PROBLEM DESCRIPTION:
The records below should be written out again, exactly.

Figure collection entries
※

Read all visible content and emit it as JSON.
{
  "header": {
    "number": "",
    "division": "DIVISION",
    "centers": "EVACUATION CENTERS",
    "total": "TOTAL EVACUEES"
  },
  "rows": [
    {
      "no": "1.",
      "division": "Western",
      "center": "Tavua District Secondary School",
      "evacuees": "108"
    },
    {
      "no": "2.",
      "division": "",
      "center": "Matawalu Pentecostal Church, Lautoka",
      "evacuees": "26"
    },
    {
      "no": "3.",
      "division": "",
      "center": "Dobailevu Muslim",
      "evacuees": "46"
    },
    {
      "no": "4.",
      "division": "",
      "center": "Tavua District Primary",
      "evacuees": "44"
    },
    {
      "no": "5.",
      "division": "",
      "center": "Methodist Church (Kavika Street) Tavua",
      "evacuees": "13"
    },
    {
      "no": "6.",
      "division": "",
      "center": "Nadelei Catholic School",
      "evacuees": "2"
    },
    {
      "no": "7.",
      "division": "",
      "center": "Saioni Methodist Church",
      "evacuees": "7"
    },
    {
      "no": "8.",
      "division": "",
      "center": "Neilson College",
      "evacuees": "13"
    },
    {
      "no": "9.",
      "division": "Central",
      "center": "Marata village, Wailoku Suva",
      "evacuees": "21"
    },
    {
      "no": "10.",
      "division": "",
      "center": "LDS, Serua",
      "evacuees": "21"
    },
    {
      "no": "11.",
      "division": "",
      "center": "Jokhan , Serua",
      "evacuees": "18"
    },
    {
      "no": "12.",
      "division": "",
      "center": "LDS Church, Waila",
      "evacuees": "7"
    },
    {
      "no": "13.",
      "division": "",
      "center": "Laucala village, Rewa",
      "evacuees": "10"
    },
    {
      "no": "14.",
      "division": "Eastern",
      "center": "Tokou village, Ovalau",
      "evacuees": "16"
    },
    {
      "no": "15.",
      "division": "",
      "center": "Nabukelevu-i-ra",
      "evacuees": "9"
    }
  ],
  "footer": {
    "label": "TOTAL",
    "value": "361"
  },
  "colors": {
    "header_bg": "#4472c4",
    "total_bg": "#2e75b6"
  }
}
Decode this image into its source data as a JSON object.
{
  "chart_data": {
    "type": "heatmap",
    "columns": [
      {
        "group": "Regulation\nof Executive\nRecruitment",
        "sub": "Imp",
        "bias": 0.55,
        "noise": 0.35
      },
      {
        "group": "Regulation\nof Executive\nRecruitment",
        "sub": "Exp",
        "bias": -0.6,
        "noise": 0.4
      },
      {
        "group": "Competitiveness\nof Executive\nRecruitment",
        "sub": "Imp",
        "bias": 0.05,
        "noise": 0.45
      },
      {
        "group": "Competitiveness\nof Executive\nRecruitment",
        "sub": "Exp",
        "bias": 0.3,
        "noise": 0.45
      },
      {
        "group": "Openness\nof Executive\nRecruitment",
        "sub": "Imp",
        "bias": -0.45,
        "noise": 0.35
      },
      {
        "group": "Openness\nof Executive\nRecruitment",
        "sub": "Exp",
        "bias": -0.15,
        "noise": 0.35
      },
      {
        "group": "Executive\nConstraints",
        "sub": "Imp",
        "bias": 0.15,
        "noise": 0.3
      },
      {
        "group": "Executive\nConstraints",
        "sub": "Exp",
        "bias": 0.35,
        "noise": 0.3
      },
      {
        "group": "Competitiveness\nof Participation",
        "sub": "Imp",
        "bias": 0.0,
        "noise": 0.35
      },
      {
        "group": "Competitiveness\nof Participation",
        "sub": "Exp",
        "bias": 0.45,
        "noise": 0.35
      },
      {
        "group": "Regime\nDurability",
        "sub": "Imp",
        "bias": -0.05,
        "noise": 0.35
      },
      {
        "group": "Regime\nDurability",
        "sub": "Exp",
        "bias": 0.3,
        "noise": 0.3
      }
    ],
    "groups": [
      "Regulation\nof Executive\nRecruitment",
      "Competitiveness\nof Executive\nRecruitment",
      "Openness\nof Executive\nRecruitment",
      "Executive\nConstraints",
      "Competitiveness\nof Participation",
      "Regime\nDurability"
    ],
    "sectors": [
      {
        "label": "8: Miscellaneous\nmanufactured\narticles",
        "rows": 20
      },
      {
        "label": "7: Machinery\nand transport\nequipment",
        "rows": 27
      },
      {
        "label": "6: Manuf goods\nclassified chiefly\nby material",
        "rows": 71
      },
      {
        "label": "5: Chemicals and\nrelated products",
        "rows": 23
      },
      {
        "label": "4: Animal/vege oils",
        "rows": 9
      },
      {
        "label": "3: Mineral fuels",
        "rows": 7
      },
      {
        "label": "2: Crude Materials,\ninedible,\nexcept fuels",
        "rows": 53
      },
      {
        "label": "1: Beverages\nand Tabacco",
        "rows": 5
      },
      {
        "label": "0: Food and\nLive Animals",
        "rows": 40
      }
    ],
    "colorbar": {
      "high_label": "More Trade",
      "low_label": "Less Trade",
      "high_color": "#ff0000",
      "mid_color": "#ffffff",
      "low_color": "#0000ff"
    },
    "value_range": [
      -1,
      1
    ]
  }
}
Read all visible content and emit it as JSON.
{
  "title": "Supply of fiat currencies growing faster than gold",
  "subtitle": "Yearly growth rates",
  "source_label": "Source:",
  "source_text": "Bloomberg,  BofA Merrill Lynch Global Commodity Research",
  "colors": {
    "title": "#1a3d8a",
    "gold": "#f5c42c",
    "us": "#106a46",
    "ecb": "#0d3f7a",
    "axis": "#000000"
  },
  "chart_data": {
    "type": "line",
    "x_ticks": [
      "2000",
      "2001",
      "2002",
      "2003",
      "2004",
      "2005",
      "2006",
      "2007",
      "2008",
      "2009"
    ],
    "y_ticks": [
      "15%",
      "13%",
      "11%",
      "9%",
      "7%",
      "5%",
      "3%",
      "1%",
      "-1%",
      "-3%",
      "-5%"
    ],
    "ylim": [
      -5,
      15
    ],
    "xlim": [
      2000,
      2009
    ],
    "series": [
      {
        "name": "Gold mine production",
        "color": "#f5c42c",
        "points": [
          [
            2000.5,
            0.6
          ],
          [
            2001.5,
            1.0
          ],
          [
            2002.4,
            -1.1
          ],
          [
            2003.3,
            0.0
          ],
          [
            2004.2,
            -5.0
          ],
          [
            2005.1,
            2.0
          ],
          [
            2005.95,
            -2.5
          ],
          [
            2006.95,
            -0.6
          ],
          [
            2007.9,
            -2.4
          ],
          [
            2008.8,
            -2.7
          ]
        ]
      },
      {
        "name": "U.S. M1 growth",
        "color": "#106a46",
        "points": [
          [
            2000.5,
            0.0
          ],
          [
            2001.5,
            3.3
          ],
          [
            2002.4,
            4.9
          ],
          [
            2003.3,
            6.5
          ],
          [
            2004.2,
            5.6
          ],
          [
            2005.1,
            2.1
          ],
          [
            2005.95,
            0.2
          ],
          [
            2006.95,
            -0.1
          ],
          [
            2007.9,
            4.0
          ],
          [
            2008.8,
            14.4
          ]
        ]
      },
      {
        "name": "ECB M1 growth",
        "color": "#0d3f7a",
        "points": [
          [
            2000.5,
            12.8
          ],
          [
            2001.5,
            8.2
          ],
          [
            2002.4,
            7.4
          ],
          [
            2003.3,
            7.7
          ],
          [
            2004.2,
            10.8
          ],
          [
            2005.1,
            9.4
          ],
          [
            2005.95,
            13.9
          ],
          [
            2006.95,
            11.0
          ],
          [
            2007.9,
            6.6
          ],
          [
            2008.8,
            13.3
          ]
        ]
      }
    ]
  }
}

※

PROBLEM SOLUTION:
Read all visible content and emit it as JSON.
{
  "header": {
    "number": "",
    "division": "DIVISION",
    "centers": "EVACUATION CENTERS",
    "total": "TOTAL EVACUEES"
  },
  "rows": [
    {
      "no": "1.",
      "division": "Western",
      "center": "Tavua District Secondary School",
      "evacuees": "108"
    },
    {
      "no": "2.",
      "division": "",
      "center": "Matawalu Pentecostal Church, Lautoka",
      "evacuees": "26"
    },
    {
      "no": "3.",
      "division": "",
      "center": "Dobailevu Muslim",
      "evacuees": "46"
    },
    {
      "no": "4.",
      "division": "",
      "center": "Tavua District Primary",
      "evacuees": "44"
    },
    {
      "no": "5.",
      "division": "",
      "center": "Methodist Church (Kavika Street) Tavua",
      "evacuees": "13"
    },
    {
      "no": "6.",
      "division": "",
      "center": "Nadelei Catholic School",
      "evacuees": "2"
    },
    {
      "no": "7.",
      "division": "",
      "center": "Saioni Methodist Church",
      "evacuees": "7"
    },
    {
      "no": "8.",
      "division": "",
      "center": "Neilson College",
      "evacuees": "13"
    },
    {
      "no": "9.",
      "division": "Central",
      "center": "Marata village, Wailoku Suva",
      "evacuees": "21"
    },
    {
      "no": "10.",
      "division": "",
      "center": "LDS, Serua",
      "evacuees": "21"
    },
    {
      "no": "11.",
      "division": "",
      "center": "Jokhan , Serua",
      "evacuees": "18"
    },
    {
      "no": "12.",
      "division": "",
      "center": "LDS Church, Waila",
      "evacuees": "7"
    },
    {
      "no": "13.",
      "division": "",
      "center": "Laucala village, Rewa",
      "evacuees": "10"
    },
    {
      "no": "14.",
      "division": "Eastern",
      "center": "Tokou village, Ovalau",
      "evacuees": "16"
    },
    {
      "no": "15.",
      "division": "",
      "center": "Nabukelevu-i-ra",
      "evacuees": "9"
    }
  ],
  "footer": {
    "label": "TOTAL",
    "value": "361"
  },
  "colors": {
    "header_bg": "#4472c4",
    "total_bg": "#2e75b6"
  }
}
Decode this image into its source data as a JSON object.
{
  "chart_data": {
    "type": "heatmap",
    "columns": [
      {
        "group": "Regulation\nof Executive\nRecruitment",
        "sub": "Imp",
        "bias": 0.55,
        "noise": 0.35
      },
      {
        "group": "Regulation\nof Executive\nRecruitment",
        "sub": "Exp",
        "bias": -0.6,
        "noise": 0.4
      },
      {
        "group": "Competitiveness\nof Executive\nRecruitment",
        "sub": "Imp",
        "bias": 0.05,
        "noise": 0.45
      },
      {
        "group": "Competitiveness\nof Executive\nRecruitment",
        "sub": "Exp",
        "bias": 0.3,
        "noise": 0.45
      },
      {
        "group": "Openness\nof Executive\nRecruitment",
        "sub": "Imp",
        "bias": -0.45,
        "noise": 0.35
      },
      {
        "group": "Openness\nof Executive\nRecruitment",
        "sub": "Exp",
        "bias": -0.15,
        "noise": 0.35
      },
      {
        "group": "Executive\nConstraints",
        "sub": "Imp",
        "bias": 0.15,
        "noise": 0.3
      },
      {
        "group": "Executive\nConstraints",
        "sub": "Exp",
        "bias": 0.35,
        "noise": 0.3
      },
      {
        "group": "Competitiveness\nof Participation",
        "sub": "Imp",
        "bias": 0.0,
        "noise": 0.35
      },
      {
        "group": "Competitiveness\nof Participation",
        "sub": "Exp",
        "bias": 0.45,
        "noise": 0.35
      },
      {
        "group": "Regime\nDurability",
        "sub": "Imp",
        "bias": -0.05,
        "noise": 0.35
      },
      {
        "group": "Regime\nDurability",
        "sub": "Exp",
        "bias": 0.3,
        "noise": 0.3
      }
    ],
    "groups": [
      "Regulation\nof Executive\nRecruitment",
      "Competitiveness\nof Executive\nRecruitment",
      "Openness\nof Executive\nRecruitment",
      "Executive\nConstraints",
      "Competitiveness\nof Participation",
      "Regime\nDurability"
    ],
    "sectors": [
      {
        "label": "8: Miscellaneous\nmanufactured\narticles",
        "rows": 20
      },
      {
        "label": "7: Machinery\nand transport\nequipment",
        "rows": 27
      },
      {
        "label": "6: Manuf goods\nclassified chiefly\nby material",
        "rows": 71
      },
      {
        "label": "5: Chemicals and\nrelated products",
        "rows": 23
      },
      {
        "label": "4: Animal/vege oils",
        "rows": 9
      },
      {
        "label": "3: Mineral fuels",
        "rows": 7
      },
      {
        "label": "2: Crude Materials,\ninedible,\nexcept fuels",
        "rows": 53
      },
      {
        "label": "1: Beverages\nand Tabacco",
        "rows": 5
      },
      {
        "label": "0: Food and\nLive Animals",
        "rows": 40
      }
    ],
    "colorbar": {
      "high_label": "More Trade",
      "low_label": "Less Trade",
      "high_color": "#ff0000",
      "mid_color": "#ffffff",
      "low_color": "#0000ff"
    },
    "value_range": [
      -1,
      1
    ]
  }
}
Read all visible content and emit it as JSON.
{
  "title": "Supply of fiat currencies growing faster than gold",
  "subtitle": "Yearly growth rates",
  "source_label": "Source:",
  "source_text": "Bloomberg,  BofA Merrill Lynch Global Commodity Research",
  "colors": {
    "title": "#1a3d8a",
    "gold": "#f5c42c",
    "us": "#106a46",
    "ecb": "#0d3f7a",
    "axis": "#000000"
  },
  "chart_data": {
    "type": "line",
    "x_ticks": [
      "2000",
      "2001",
      "2002",
      "2003",
      "2004",
      "2005",
      "2006",
      "2007",
      "2008",
      "2009"
    ],
    "y_ticks": [
      "15%",
      "13%",
      "11%",
      "9%",
      "7%",
      "5%",
      "3%",
      "1%",
      "-1%",
      "-3%",
      "-5%"
    ],
    "ylim": [
      -5,
      15
    ],
    "xlim": [
      2000,
      2009
    ],
    "series": [
      {
        "name": "Gold mine production",
        "color": "#f5c42c",
        "points": [
          [
            2000.5,
            0.6
          ],
          [
            2001.5,
            1.0
          ],
          [
            2002.4,
            -1.1
          ],
          [
            2003.3,
            0.0
          ],
          [
            2004.2,
            -5.0
          ],
          [
            2005.1,
            2.0
          ],
          [
            2005.95,
            -2.5
          ],
          [
            2006.95,
            -0.6
          ],
          [
            2007.9,
            -2.4
          ],
          [
            2008.8,
            -2.7
          ]
        ]
      },
      {
        "name": "U.S. M1 growth",
        "color": "#106a46",
        "points": [
          [
            2000.5,
            0.0
          ],
          [
            2001.5,
            3.3
          ],
          [
            2002.4,
            4.9
          ],
          [
            2003.3,
            6.5
          ],
          [
            2004.2,
            5.6
          ],
          [
            2005.1,
            2.1
          ],
          [
            2005.95,
            0.2
          ],
          [
            2006.95,
            -0.1
          ],
          [
            2007.9,
            4.0
          ],
          [
            2008.8,
            14.4
          ]
        ]
      },
      {
        "name": "ECB M1 growth",
        "color": "#0d3f7a",
        "points": [
          [
            2000.5,
            12.8
          ],
          [
            2001.5,
            8.2
          ],
          [
            2002.4,
            7.4
          ],
          [
            2003.3,
            7.7
          ],
          [
            2004.2,
            10.8
          ],
          [
            2005.1,
            9.4
          ],
          [
            2005.95,
            13.9
          ],
          [
            2006.95,
            11.0
          ],
          [
            2007.9,
            6.6
          ],
          [
            2008.8,
            13.3
          ]
        ]
      }
    ]
  }
}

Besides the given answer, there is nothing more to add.